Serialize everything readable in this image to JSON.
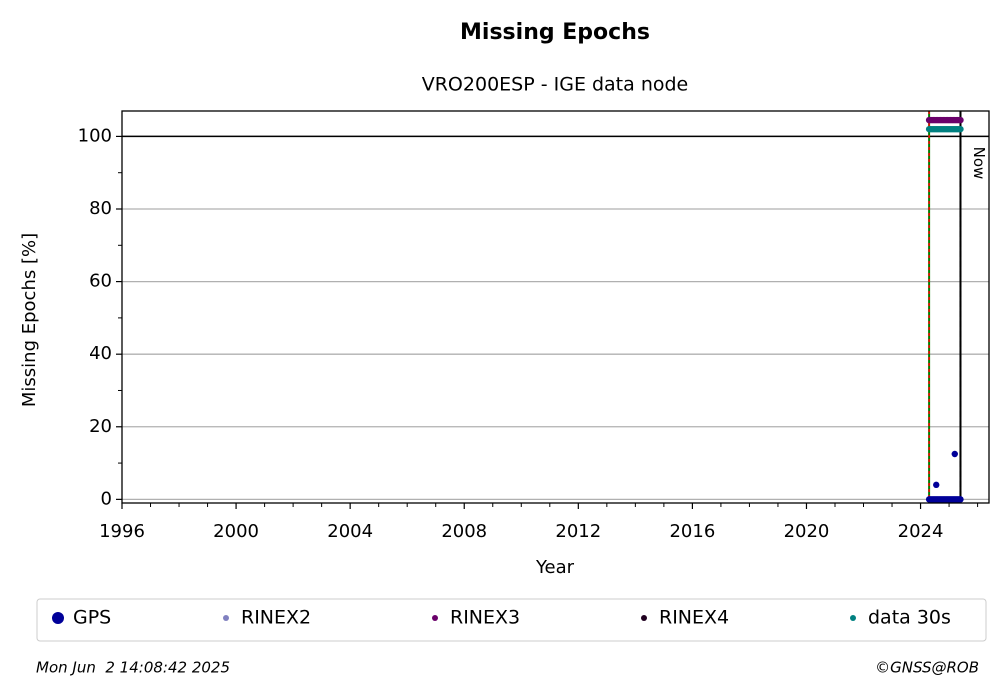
{
  "chart_data": {
    "type": "scatter",
    "title": "Missing Epochs",
    "subtitle": "VRO200ESP - IGE data node",
    "x_label": "Year",
    "y_label": "Missing Epochs [%]",
    "xlim": [
      1996,
      2026.4
    ],
    "ylim": [
      -1,
      107
    ],
    "xticks": [
      1996,
      2000,
      2004,
      2008,
      2012,
      2016,
      2020,
      2024
    ],
    "xminorticks": [
      1997,
      1998,
      1999,
      2001,
      2002,
      2003,
      2005,
      2006,
      2007,
      2009,
      2010,
      2011,
      2013,
      2014,
      2015,
      2017,
      2018,
      2019,
      2021,
      2022,
      2023,
      2025,
      2026
    ],
    "yticks": [
      0,
      20,
      40,
      60,
      80,
      100
    ],
    "yminorticks": [
      10,
      30,
      50,
      70,
      90
    ],
    "grid": true,
    "hline": 100,
    "vlines": [
      {
        "x": 2024.3,
        "color": "#008000"
      },
      {
        "x": 2025.4,
        "color": "#000000",
        "label": "Now"
      }
    ],
    "legend": "below",
    "series": [
      {
        "name": "GPS",
        "color": "#000099",
        "x": [
          2024.3,
          2024.35,
          2024.4,
          2024.45,
          2024.5,
          2024.55,
          2024.6,
          2024.65,
          2024.7,
          2024.75,
          2024.8,
          2024.85,
          2024.9,
          2024.95,
          2025.0,
          2025.05,
          2025.1,
          2025.15,
          2025.2,
          2025.25,
          2025.3,
          2025.35,
          2025.4,
          2024.55,
          2025.2
        ],
        "values": [
          0,
          0,
          0,
          0,
          0,
          0,
          0,
          0,
          0,
          0,
          0,
          0,
          0,
          0,
          0,
          0,
          0,
          0,
          0,
          0,
          0,
          0,
          0,
          4,
          12.5
        ]
      },
      {
        "name": "RINEX2",
        "color": "#8080c0",
        "x": [],
        "values": []
      },
      {
        "name": "RINEX3",
        "color": "#6a006a",
        "x": [
          2024.3,
          2024.35,
          2024.4,
          2024.45,
          2024.5,
          2024.55,
          2024.6,
          2024.65,
          2024.7,
          2024.75,
          2024.8,
          2024.85,
          2024.9,
          2024.95,
          2025.0,
          2025.05,
          2025.1,
          2025.15,
          2025.2,
          2025.25,
          2025.3,
          2025.35,
          2025.4
        ],
        "values": [
          104.5,
          104.5,
          104.5,
          104.5,
          104.5,
          104.5,
          104.5,
          104.5,
          104.5,
          104.5,
          104.5,
          104.5,
          104.5,
          104.5,
          104.5,
          104.5,
          104.5,
          104.5,
          104.5,
          104.5,
          104.5,
          104.5,
          104.5
        ]
      },
      {
        "name": "RINEX4",
        "color": "#200020",
        "x": [],
        "values": []
      },
      {
        "name": "data 30s",
        "color": "#008080",
        "x": [
          2024.3,
          2024.35,
          2024.4,
          2024.45,
          2024.5,
          2024.55,
          2024.6,
          2024.65,
          2024.7,
          2024.75,
          2024.8,
          2024.85,
          2024.9,
          2024.95,
          2025.0,
          2025.05,
          2025.1,
          2025.15,
          2025.2,
          2025.25,
          2025.3,
          2025.35,
          2025.4
        ],
        "values": [
          102,
          102,
          102,
          102,
          102,
          102,
          102,
          102,
          102,
          102,
          102,
          102,
          102,
          102,
          102,
          102,
          102,
          102,
          102,
          102,
          102,
          102,
          102
        ]
      }
    ],
    "footer_left": "Mon Jun  2 14:08:42 2025",
    "footer_right": "©GNSS@ROB"
  }
}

> [EXERCISE]:
Leaving aside the images, write out the entries above word for word.

> [EXERCISE RESULT]:
Serialize everything readable in this image to JSON.
{
  "chart_data": {
    "type": "scatter",
    "title": "Missing Epochs",
    "subtitle": "VRO200ESP - IGE data node",
    "x_label": "Year",
    "y_label": "Missing Epochs [%]",
    "xlim": [
      1996,
      2026.4
    ],
    "ylim": [
      -1,
      107
    ],
    "xticks": [
      1996,
      2000,
      2004,
      2008,
      2012,
      2016,
      2020,
      2024
    ],
    "xminorticks": [
      1997,
      1998,
      1999,
      2001,
      2002,
      2003,
      2005,
      2006,
      2007,
      2009,
      2010,
      2011,
      2013,
      2014,
      2015,
      2017,
      2018,
      2019,
      2021,
      2022,
      2023,
      2025,
      2026
    ],
    "yticks": [
      0,
      20,
      40,
      60,
      80,
      100
    ],
    "yminorticks": [
      10,
      30,
      50,
      70,
      90
    ],
    "grid": true,
    "hline": 100,
    "vlines": [
      {
        "x": 2024.3,
        "color": "#008000"
      },
      {
        "x": 2025.4,
        "color": "#000000",
        "label": "Now"
      }
    ],
    "legend": "below",
    "series": [
      {
        "name": "GPS",
        "color": "#000099",
        "x": [
          2024.3,
          2024.35,
          2024.4,
          2024.45,
          2024.5,
          2024.55,
          2024.6,
          2024.65,
          2024.7,
          2024.75,
          2024.8,
          2024.85,
          2024.9,
          2024.95,
          2025.0,
          2025.05,
          2025.1,
          2025.15,
          2025.2,
          2025.25,
          2025.3,
          2025.35,
          2025.4,
          2024.55,
          2025.2
        ],
        "values": [
          0,
          0,
          0,
          0,
          0,
          0,
          0,
          0,
          0,
          0,
          0,
          0,
          0,
          0,
          0,
          0,
          0,
          0,
          0,
          0,
          0,
          0,
          0,
          4,
          12.5
        ]
      },
      {
        "name": "RINEX2",
        "color": "#8080c0",
        "x": [],
        "values": []
      },
      {
        "name": "RINEX3",
        "color": "#6a006a",
        "x": [
          2024.3,
          2024.35,
          2024.4,
          2024.45,
          2024.5,
          2024.55,
          2024.6,
          2024.65,
          2024.7,
          2024.75,
          2024.8,
          2024.85,
          2024.9,
          2024.95,
          2025.0,
          2025.05,
          2025.1,
          2025.15,
          2025.2,
          2025.25,
          2025.3,
          2025.35,
          2025.4
        ],
        "values": [
          104.5,
          104.5,
          104.5,
          104.5,
          104.5,
          104.5,
          104.5,
          104.5,
          104.5,
          104.5,
          104.5,
          104.5,
          104.5,
          104.5,
          104.5,
          104.5,
          104.5,
          104.5,
          104.5,
          104.5,
          104.5,
          104.5,
          104.5
        ]
      },
      {
        "name": "RINEX4",
        "color": "#200020",
        "x": [],
        "values": []
      },
      {
        "name": "data 30s",
        "color": "#008080",
        "x": [
          2024.3,
          2024.35,
          2024.4,
          2024.45,
          2024.5,
          2024.55,
          2024.6,
          2024.65,
          2024.7,
          2024.75,
          2024.8,
          2024.85,
          2024.9,
          2024.95,
          2025.0,
          2025.05,
          2025.1,
          2025.15,
          2025.2,
          2025.25,
          2025.3,
          2025.35,
          2025.4
        ],
        "values": [
          102,
          102,
          102,
          102,
          102,
          102,
          102,
          102,
          102,
          102,
          102,
          102,
          102,
          102,
          102,
          102,
          102,
          102,
          102,
          102,
          102,
          102,
          102
        ]
      }
    ],
    "footer_left": "Mon Jun  2 14:08:42 2025",
    "footer_right": "©GNSS@ROB"
  }
}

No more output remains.